• _Task to complete_: Check every line of the material below for "Mirabelle". Give the number of lines that have it, and only that.

• _Source records_:
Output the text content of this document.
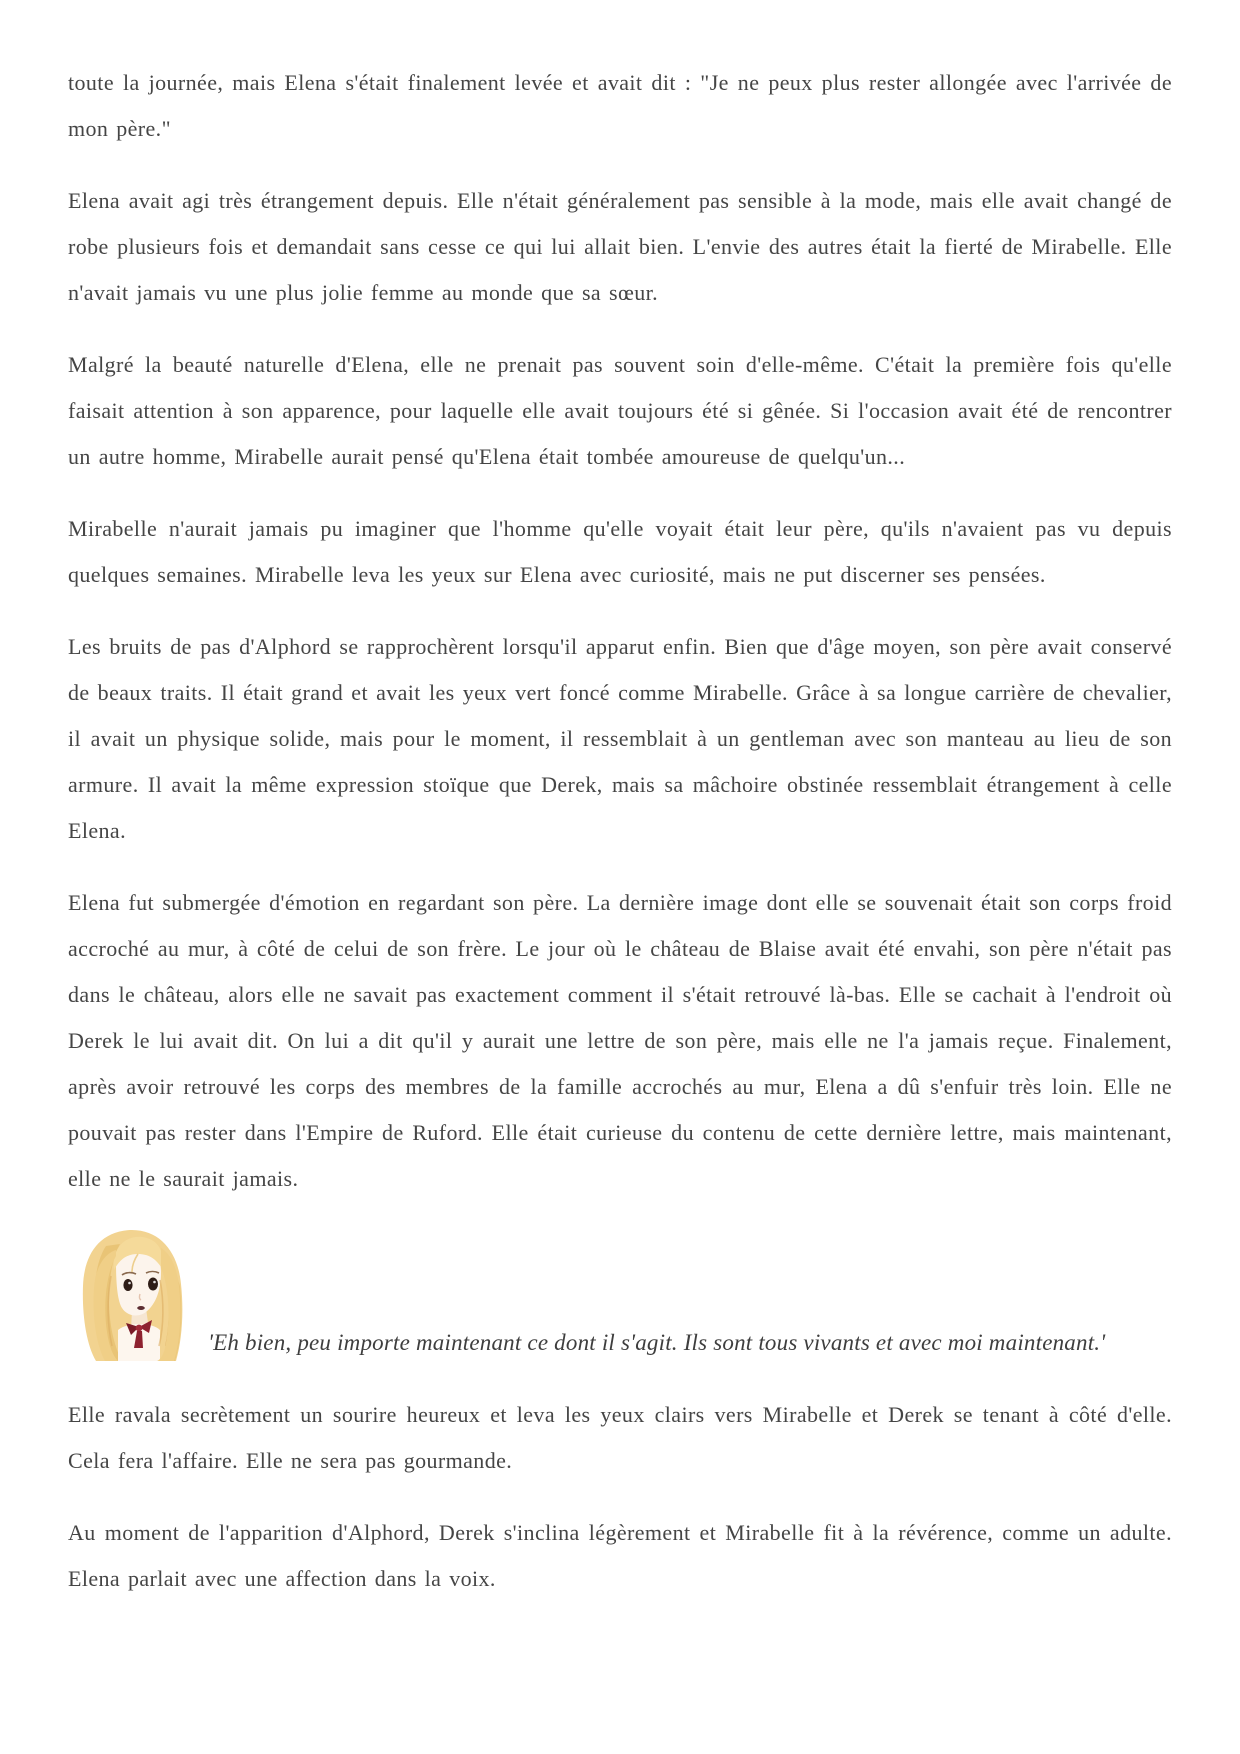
toute la journée, mais Elena s'était finalement levée et avait dit : "Je ne peux plus rester allongée avec l'arrivée de mon père."

Elena avait agi très étrangement depuis. Elle n'était généralement pas sensible à la mode, mais elle avait changé de robe plusieurs fois et demandait sans cesse ce qui lui allait bien. L'envie des autres était la fierté de Mirabelle. Elle n'avait jamais vu une plus jolie femme au monde que sa sœur.

Malgré la beauté naturelle d'Elena, elle ne prenait pas souvent soin d'elle-même. C'était la première fois qu'elle faisait attention à son apparence, pour laquelle elle avait toujours été si gênée. Si l'occasion avait été de rencontrer un autre homme, Mirabelle aurait pensé qu'Elena était tombée amoureuse de quelqu'un...

Mirabelle n'aurait jamais pu imaginer que l'homme qu'elle voyait était leur père, qu'ils n'avaient pas vu depuis quelques semaines. Mirabelle leva les yeux sur Elena avec curiosité, mais ne put discerner ses pensées.

Les bruits de pas d'Alphord se rapprochèrent lorsqu'il apparut enfin. Bien que d'âge moyen, son père avait conservé de beaux traits. Il était grand et avait les yeux vert foncé comme Mirabelle. Grâce à sa longue carrière de chevalier, il avait un physique solide, mais pour le moment, il ressemblait à un gentleman avec son manteau au lieu de son armure. Il avait la même expression stoïque que Derek, mais sa mâchoire obstinée ressemblait étrangement à celle Elena.

Elena fut submergée d'émotion en regardant son père. La dernière image dont elle se souvenait était son corps froid accroché au mur, à côté de celui de son frère. Le jour où le château de Blaise avait été envahi, son père n'était pas dans le château, alors elle ne savait pas exactement comment il s'était retrouvé là-bas. Elle se cachait à l'endroit où Derek le lui avait dit. On lui a dit qu'il y aurait une lettre de son père, mais elle ne l'a jamais reçue. Finalement, après avoir retrouvé les corps des membres de la famille accrochés au mur, Elena a dû s'enfuir très loin. Elle ne pouvait pas rester dans l'Empire de Ruford. Elle était curieuse du contenu de cette dernière lettre, mais maintenant, elle ne le saurait jamais.

'Eh bien, peu importe maintenant ce dont il s'agit. Ils sont tous vivants et avec moi maintenant.'

Elle ravala secrètement un sourire heureux et leva les yeux clairs vers Mirabelle et Derek se tenant à côté d'elle. Cela fera l'affaire. Elle ne sera pas gourmande.

Au moment de l'apparition d'Alphord, Derek s'inclina légèrement et Mirabelle fit à la révérence, comme un adulte. Elena parlait avec une affection dans la voix.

• _Task response_: 6